The words ‘accountable care’ have become synonymous with problems and concerns. The latest ‘pause’ announced to address concerns will do little to change that in the short term. But to fall over these words is perhaps to miss the genuine benefits of the programme of work underpinning them.

We discussed these benefits and the key enablers required to unlock them at two roundtable events last year. At our first event in May we asked whether the newly re-named sustainability and transformation partnerships (STPs) could ever truly succeed without a change in the underlying law. Unsurprisingly the answer was more complex than a simple yes or no.

What was striking at the event though was the enthusiasm among participants for the original objectives behind accountable care models introduced by the ‘Five Year Forward View’ – the better integration of health and social care; the breakdown of traditional organisational silos; and the shift of focus from those organisations to the health needs of the local population. The enthusiasm was striking because those same participants could also identify a long list of challenges that still had to be overcome before these objectives could be achieved.

In November 2017 we convened a second roundtable in a different part of the country to assess how this concept of ‘accountable’ or ‘place based’ care was evolving across the NHS. Once again, the enthusiasm was obvious and, whilst not unwavering, was just as strong as it had been at our event in May.

STATED TASK
Continue the piece on accountable care roundtables from the point where it stops.

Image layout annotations
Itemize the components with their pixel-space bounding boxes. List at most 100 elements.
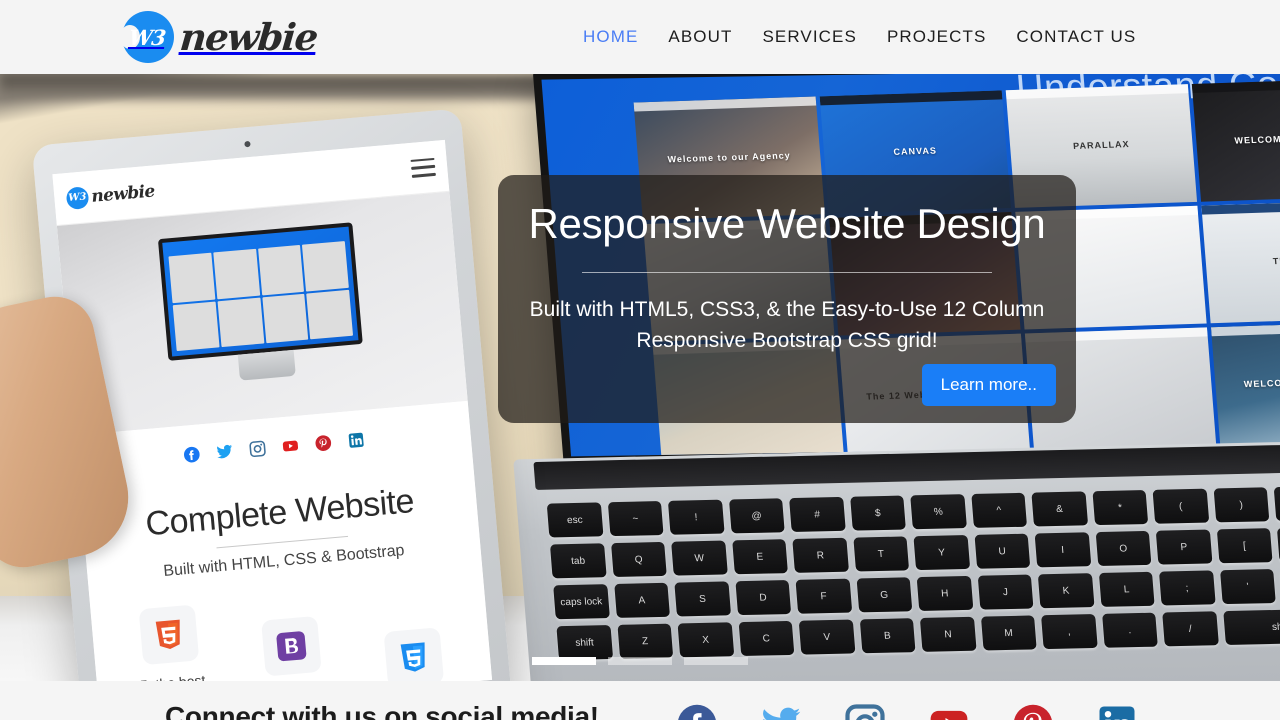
keyboard-key: A	[613, 582, 670, 618]
logo-mark-text: W3	[127, 24, 167, 50]
keyboard-key: I	[1034, 532, 1091, 568]
linkedin-icon	[348, 432, 364, 448]
tablet-title: Complete Website	[143, 482, 416, 544]
logo-word: newbie	[178, 15, 319, 59]
carousel-indicator-2[interactable]	[608, 657, 672, 665]
facebook-icon[interactable]	[676, 703, 718, 720]
keyboard-key: *	[1091, 490, 1149, 526]
keyboard-key: ,	[1041, 614, 1098, 650]
tech-card-css3: CSS3, the best	[350, 581, 479, 681]
keyboard-key: shift	[1222, 608, 1280, 646]
tablet-w3-circle-icon: W3	[65, 185, 90, 210]
site-header: W3 newbie HOME ABOUT SERVICES PROJECTS C…	[0, 0, 1280, 74]
keyboard-key: O	[1095, 530, 1152, 567]
nav-item-contact-us[interactable]: CONTACT US	[1001, 27, 1151, 47]
nav-item-home[interactable]: HOME	[568, 27, 653, 47]
thumbnail-gym-welcome-template: WELCOME TO OUR GYM	[1210, 321, 1280, 445]
youtube-icon	[282, 440, 299, 451]
keyboard-key: C	[738, 620, 795, 657]
keyboard-key: F	[795, 578, 852, 614]
w3-circle-icon: W3	[120, 11, 174, 63]
keyboard-key: shift	[556, 625, 613, 661]
linkedin-icon[interactable]	[1096, 703, 1138, 720]
youtube-icon[interactable]	[928, 703, 970, 720]
social-icon-list	[676, 703, 1138, 720]
hero-title: Responsive Website Design	[528, 200, 1046, 247]
nav-item-projects[interactable]: PROJECTS	[872, 27, 1001, 47]
desk-shadow	[0, 74, 560, 100]
keyboard-key: -	[1273, 485, 1280, 522]
tablet-subtitle: Built with HTML, CSS & Bootstrap	[162, 542, 406, 581]
keyboard-key: H	[916, 575, 973, 612]
html5-icon	[138, 604, 199, 666]
keyboard-key: X	[677, 622, 734, 658]
main-navigation: HOME ABOUT SERVICES PROJECTS CONTACT US	[568, 0, 1151, 74]
keyboard-key: M	[980, 615, 1037, 651]
tablet-camera-icon	[244, 140, 251, 148]
keyboard-key: N	[919, 616, 977, 652]
nav-item-about[interactable]: ABOUT	[653, 27, 747, 47]
nav-item-services[interactable]: SERVICES	[747, 27, 871, 47]
keyboard-key: esc	[546, 502, 603, 538]
thumb-label: CANVAS	[893, 145, 938, 158]
keyboard-key: R	[792, 537, 849, 573]
thumb-topbar	[633, 96, 817, 112]
keyboard-key: (	[1152, 488, 1209, 524]
monitor-stand	[237, 349, 296, 381]
keyboard-key: E	[731, 539, 788, 575]
hero-subtitle: Built with HTML5, CSS3, & the Easy-to-Us…	[529, 298, 1045, 352]
keyboard-key: G	[856, 577, 913, 613]
thumb-label	[1116, 386, 1124, 392]
keyboard-key: K	[1037, 573, 1095, 609]
keyboard-key: S	[674, 581, 731, 617]
hero-divider	[582, 272, 992, 274]
thumb-topbar	[1210, 321, 1280, 337]
keyboard-key: B	[859, 618, 916, 654]
facebook-icon	[183, 446, 200, 462]
keyboard-key: Q	[610, 541, 667, 578]
logo[interactable]: W3 newbie	[120, 11, 319, 63]
keyboard-key: ^	[970, 492, 1028, 528]
thumb-topbar	[1201, 199, 1280, 215]
thumbnail-nuno-template: WELCOME TO NUNO	[1191, 78, 1280, 202]
tablet-tech-cards: 5, the best Bootstrap, the CSS3, the bes…	[105, 580, 484, 681]
pinterest-icon[interactable]	[1012, 703, 1054, 720]
tech-card-html5: 5, the best	[109, 602, 238, 681]
thumb-topbar	[819, 90, 1003, 106]
keyboard-key: %	[910, 494, 967, 530]
keyboard-key: &	[1031, 491, 1088, 527]
social-media-section: Connect with us on social media!	[0, 681, 1280, 720]
monitor-illustration-icon	[157, 222, 363, 361]
carousel-indicator-3[interactable]	[684, 657, 748, 665]
keyboard-key: Y	[913, 535, 970, 571]
twitter-icon[interactable]	[760, 703, 802, 720]
keyboard-key: Z	[616, 623, 674, 659]
keyboard-key: !	[667, 499, 725, 535]
thumb-label: Welcome to our Agency	[667, 150, 792, 165]
tablet-hero-image	[56, 191, 468, 436]
css3-icon	[383, 627, 445, 681]
keyboard-key: J	[977, 574, 1034, 610]
thumb-label: WELCOME TO OUR GYM	[1243, 375, 1280, 390]
carousel-indicators	[532, 657, 748, 665]
keyboard-key: .	[1101, 612, 1158, 648]
monitor-screen	[162, 226, 359, 357]
keyboard-key: @	[728, 498, 785, 534]
learn-more-button[interactable]: Learn more..	[921, 364, 1056, 406]
thumb-label: PARALLAX	[1072, 139, 1130, 152]
keyboard-key: #	[789, 496, 846, 533]
keyboard-key: ;	[1158, 570, 1216, 606]
instagram-icon[interactable]	[844, 703, 886, 720]
tech-card-caption: 5, the best	[115, 670, 231, 681]
keyboard-key: $	[849, 495, 906, 531]
keyboard-key: [	[1216, 528, 1273, 564]
carousel-indicator-1[interactable]	[532, 657, 596, 665]
social-heading: Connect with us on social media!	[165, 701, 599, 720]
keyboard-key: U	[974, 533, 1031, 569]
tablet-body: Complete Website Built with HTML, CSS & …	[80, 458, 493, 681]
hero-caption: Responsive Website Design Built with HTM…	[498, 175, 1076, 423]
keyboard-key: '	[1219, 569, 1276, 605]
keyboard-key: /	[1162, 611, 1219, 647]
tablet-logo-word: newbie	[90, 180, 156, 207]
pinterest-icon	[315, 434, 332, 451]
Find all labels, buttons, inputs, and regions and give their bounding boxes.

OUTPUT OF THE EXERCISE
Participants at both events shared local success stories and agreed that the key enablers for this success within accountable care collaborations were:

  • Clarity of vision – agreement both on the defined population covered and desired outcomes for that population
  • Alignment of organisational incentives and payment with that vision to ensure they encourage collaboration and achievement of desired outcomes, rather than driving any other unhelpful behaviours
  • Accountability – recognition that the impact of collaborative working on individual organisations needs to be managed carefully. Whilst energy is spent identifying populations and outcomes, organisations must not lose sight of their existing functions and statutory responsibilities. Robust governance structures could still be flexible
  • Leadership and culture – not surprisingly strong and inspirational leadership is widely considered essential to maintain the momentum required for collaboration. Interestingly, though there was also recognition at our November event that more than one leader may be appropriate, many considered it unrealistic to expect one person to have the expertise to lead all aspects of the collaboration. Additional leadership roles might also address the concerns raised by our May participants that the original STP leaders were not given sufficient support to allow them to concentrate properly on the role

One noticeable shift between May and November was the views on operational form. At both events there was agreement that form could only be decided once the aims of the collaboration had been agreed. However, whilst in May it seemed that areas were on the cusp of moving to development of form, the feeling in November was that there was already too much focus on the ‘what’ of the form and that more should be done to emphasise ‘why’ collaboration was happening.

Concerns were expressed about the role of acute providers dominating the discussions and also that a series of ‘must do’ reporting requirements for collaborations issued by central bodies had diverted energy and created resentment around the concept of accountable care. Added to this, negative press about the impact of accountable care collaborations was also affecting progress. Those in the room wanted much more emphasis on why collaboration was a good thing and how it could take many different forms depending upon population needs.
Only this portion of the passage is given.